### Exercise
Transcribe every entry word for word. Skip the pictures.

### Data shown
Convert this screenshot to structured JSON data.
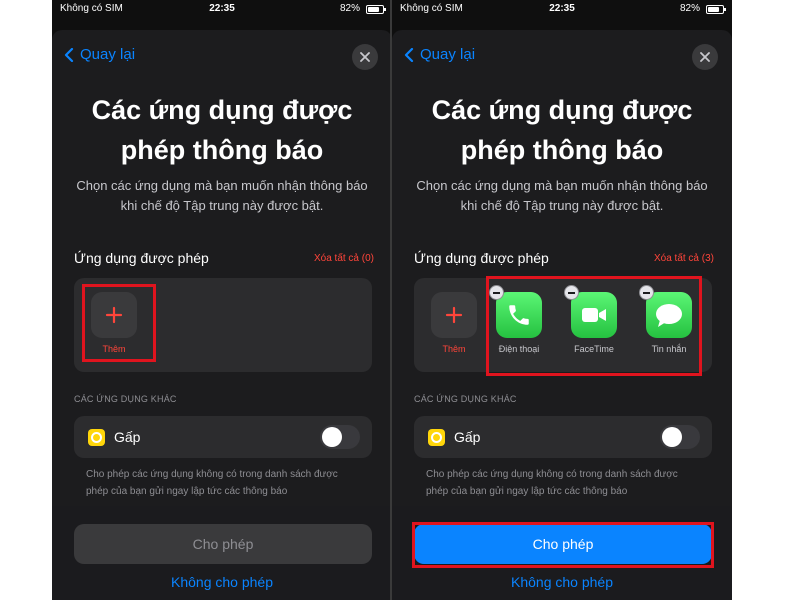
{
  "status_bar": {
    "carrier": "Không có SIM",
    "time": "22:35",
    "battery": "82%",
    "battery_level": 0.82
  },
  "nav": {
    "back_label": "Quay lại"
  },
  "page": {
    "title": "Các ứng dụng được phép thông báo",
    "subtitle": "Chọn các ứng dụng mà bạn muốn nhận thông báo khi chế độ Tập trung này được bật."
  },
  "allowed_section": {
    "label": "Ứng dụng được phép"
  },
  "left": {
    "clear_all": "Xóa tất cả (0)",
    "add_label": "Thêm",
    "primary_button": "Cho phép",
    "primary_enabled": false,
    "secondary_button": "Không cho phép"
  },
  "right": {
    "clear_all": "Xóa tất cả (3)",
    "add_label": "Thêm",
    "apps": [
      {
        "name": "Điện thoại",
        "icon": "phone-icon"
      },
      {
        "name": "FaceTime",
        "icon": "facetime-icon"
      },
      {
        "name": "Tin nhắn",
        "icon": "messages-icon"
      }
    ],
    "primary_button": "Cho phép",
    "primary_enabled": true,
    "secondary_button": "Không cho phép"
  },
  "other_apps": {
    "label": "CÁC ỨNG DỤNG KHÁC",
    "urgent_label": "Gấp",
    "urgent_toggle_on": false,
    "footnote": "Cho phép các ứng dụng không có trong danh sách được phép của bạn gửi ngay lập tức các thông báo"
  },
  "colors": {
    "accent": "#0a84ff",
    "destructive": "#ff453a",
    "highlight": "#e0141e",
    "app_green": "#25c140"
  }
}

### Problem solution
Convert this screenshot to structured JSON data.
{
  "status_bar": {
    "carrier": "Không có SIM",
    "time": "22:35",
    "battery": "82%",
    "battery_level": 0.82
  },
  "nav": {
    "back_label": "Quay lại"
  },
  "page": {
    "title": "Các ứng dụng được phép thông báo",
    "subtitle": "Chọn các ứng dụng mà bạn muốn nhận thông báo khi chế độ Tập trung này được bật."
  },
  "allowed_section": {
    "label": "Ứng dụng được phép"
  },
  "left": {
    "clear_all": "Xóa tất cả (0)",
    "add_label": "Thêm",
    "primary_button": "Cho phép",
    "primary_enabled": false,
    "secondary_button": "Không cho phép"
  },
  "right": {
    "clear_all": "Xóa tất cả (3)",
    "add_label": "Thêm",
    "apps": [
      {
        "name": "Điện thoại",
        "icon": "phone-icon"
      },
      {
        "name": "FaceTime",
        "icon": "facetime-icon"
      },
      {
        "name": "Tin nhắn",
        "icon": "messages-icon"
      }
    ],
    "primary_button": "Cho phép",
    "primary_enabled": true,
    "secondary_button": "Không cho phép"
  },
  "other_apps": {
    "label": "CÁC ỨNG DỤNG KHÁC",
    "urgent_label": "Gấp",
    "urgent_toggle_on": false,
    "footnote": "Cho phép các ứng dụng không có trong danh sách được phép của bạn gửi ngay lập tức các thông báo"
  },
  "colors": {
    "accent": "#0a84ff",
    "destructive": "#ff453a",
    "highlight": "#e0141e",
    "app_green": "#25c140"
  }
}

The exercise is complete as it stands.